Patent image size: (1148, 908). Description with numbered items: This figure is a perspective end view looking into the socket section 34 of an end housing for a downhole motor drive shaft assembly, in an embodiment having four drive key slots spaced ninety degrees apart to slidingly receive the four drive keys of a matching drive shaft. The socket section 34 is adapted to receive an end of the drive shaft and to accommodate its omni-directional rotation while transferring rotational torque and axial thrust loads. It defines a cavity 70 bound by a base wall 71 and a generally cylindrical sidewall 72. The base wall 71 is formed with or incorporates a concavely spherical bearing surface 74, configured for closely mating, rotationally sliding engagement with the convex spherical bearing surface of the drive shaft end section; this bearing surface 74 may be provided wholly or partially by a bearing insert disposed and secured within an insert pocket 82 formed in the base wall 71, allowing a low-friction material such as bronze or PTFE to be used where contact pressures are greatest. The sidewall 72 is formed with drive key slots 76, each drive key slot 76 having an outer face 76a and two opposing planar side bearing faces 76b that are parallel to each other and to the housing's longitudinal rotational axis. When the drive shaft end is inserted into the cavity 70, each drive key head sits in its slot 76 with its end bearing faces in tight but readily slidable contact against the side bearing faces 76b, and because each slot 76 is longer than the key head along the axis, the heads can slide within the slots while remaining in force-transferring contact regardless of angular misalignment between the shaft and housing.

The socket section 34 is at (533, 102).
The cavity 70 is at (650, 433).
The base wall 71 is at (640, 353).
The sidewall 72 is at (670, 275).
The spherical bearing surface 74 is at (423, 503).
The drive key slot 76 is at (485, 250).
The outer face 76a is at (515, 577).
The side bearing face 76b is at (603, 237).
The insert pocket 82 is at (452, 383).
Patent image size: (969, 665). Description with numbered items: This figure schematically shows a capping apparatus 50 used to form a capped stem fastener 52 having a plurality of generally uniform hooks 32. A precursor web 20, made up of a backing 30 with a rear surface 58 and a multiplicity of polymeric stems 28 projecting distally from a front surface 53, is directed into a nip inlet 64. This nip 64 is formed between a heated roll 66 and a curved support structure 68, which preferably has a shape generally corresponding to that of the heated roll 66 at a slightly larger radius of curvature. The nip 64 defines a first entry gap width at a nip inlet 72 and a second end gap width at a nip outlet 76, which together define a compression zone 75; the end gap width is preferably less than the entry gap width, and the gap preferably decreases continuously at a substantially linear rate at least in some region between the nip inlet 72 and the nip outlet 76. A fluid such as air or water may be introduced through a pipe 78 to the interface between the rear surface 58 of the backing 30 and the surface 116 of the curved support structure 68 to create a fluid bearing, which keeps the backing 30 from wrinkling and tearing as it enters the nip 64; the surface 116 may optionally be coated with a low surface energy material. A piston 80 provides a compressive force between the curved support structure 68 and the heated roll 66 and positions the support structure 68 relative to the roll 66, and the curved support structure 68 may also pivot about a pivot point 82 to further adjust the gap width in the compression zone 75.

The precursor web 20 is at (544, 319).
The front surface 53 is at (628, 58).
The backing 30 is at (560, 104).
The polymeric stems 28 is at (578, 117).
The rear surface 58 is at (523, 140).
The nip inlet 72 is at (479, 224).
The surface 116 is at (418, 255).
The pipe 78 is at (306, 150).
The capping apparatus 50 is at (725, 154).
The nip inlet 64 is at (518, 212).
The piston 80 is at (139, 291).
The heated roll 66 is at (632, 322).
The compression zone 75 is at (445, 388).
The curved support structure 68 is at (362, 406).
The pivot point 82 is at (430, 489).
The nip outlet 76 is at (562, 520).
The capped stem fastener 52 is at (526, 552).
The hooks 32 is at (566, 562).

--------------------------------------------------

WHAT YOU ARE ASKED TO DO: Reproduce every line of both records above verbatim, without changing, adding, or dropping any characters.

FINISHED EXERCISE:
Patent image size: (1148, 908). Description with numbered items: This figure is a perspective end view looking into the socket section 34 of an end housing for a downhole motor drive shaft assembly, in an embodiment having four drive key slots spaced ninety degrees apart to slidingly receive the four drive keys of a matching drive shaft. The socket section 34 is adapted to receive an end of the drive shaft and to accommodate its omni-directional rotation while transferring rotational torque and axial thrust loads. It defines a cavity 70 bound by a base wall 71 and a generally cylindrical sidewall 72. The base wall 71 is formed with or incorporates a concavely spherical bearing surface 74, configured for closely mating, rotationally sliding engagement with the convex spherical bearing surface of the drive shaft end section; this bearing surface 74 may be provided wholly or partially by a bearing insert disposed and secured within an insert pocket 82 formed in the base wall 71, allowing a low-friction material such as bronze or PTFE to be used where contact pressures are greatest. The sidewall 72 is formed with drive key slots 76, each drive key slot 76 having an outer face 76a and two opposing planar side bearing faces 76b that are parallel to each other and to the housing's longitudinal rotational axis. When the drive shaft end is inserted into the cavity 70, each drive key head sits in its slot 76 with its end bearing faces in tight but readily slidable contact against the side bearing faces 76b, and because each slot 76 is longer than the key head along the axis, the heads can slide within the slots while remaining in force-transferring contact regardless of angular misalignment between the shaft and housing.

The socket section 34 is at (533, 102).
The cavity 70 is at (650, 433).
The base wall 71 is at (640, 353).
The sidewall 72 is at (670, 275).
The spherical bearing surface 74 is at (423, 503).
The drive key slot 76 is at (485, 250).
The outer face 76a is at (515, 577).
The side bearing face 76b is at (603, 237).
The insert pocket 82 is at (452, 383).
Patent image size: (969, 665). Description with numbered items: This figure schematically shows a capping apparatus 50 used to form a capped stem fastener 52 having a plurality of generally uniform hooks 32. A precursor web 20, made up of a backing 30 with a rear surface 58 and a multiplicity of polymeric stems 28 projecting distally from a front surface 53, is directed into a nip inlet 64. This nip 64 is formed between a heated roll 66 and a curved support structure 68, which preferably has a shape generally corresponding to that of the heated roll 66 at a slightly larger radius of curvature. The nip 64 defines a first entry gap width at a nip inlet 72 and a second end gap width at a nip outlet 76, which together define a compression zone 75; the end gap width is preferably less than the entry gap width, and the gap preferably decreases continuously at a substantially linear rate at least in some region between the nip inlet 72 and the nip outlet 76. A fluid such as air or water may be introduced through a pipe 78 to the interface between the rear surface 58 of the backing 30 and the surface 116 of the curved support structure 68 to create a fluid bearing, which keeps the backing 30 from wrinkling and tearing as it enters the nip 64; the surface 116 may optionally be coated with a low surface energy material. A piston 80 provides a compressive force between the curved support structure 68 and the heated roll 66 and positions the support structure 68 relative to the roll 66, and the curved support structure 68 may also pivot about a pivot point 82 to further adjust the gap width in the compression zone 75.

The precursor web 20 is at (544, 319).
The front surface 53 is at (628, 58).
The backing 30 is at (560, 104).
The polymeric stems 28 is at (578, 117).
The rear surface 58 is at (523, 140).
The nip inlet 72 is at (479, 224).
The surface 116 is at (418, 255).
The pipe 78 is at (306, 150).
The capping apparatus 50 is at (725, 154).
The nip inlet 64 is at (518, 212).
The piston 80 is at (139, 291).
The heated roll 66 is at (632, 322).
The compression zone 75 is at (445, 388).
The curved support structure 68 is at (362, 406).
The pivot point 82 is at (430, 489).
The nip outlet 76 is at (562, 520).
The capped stem fastener 52 is at (526, 552).
The hooks 32 is at (566, 562).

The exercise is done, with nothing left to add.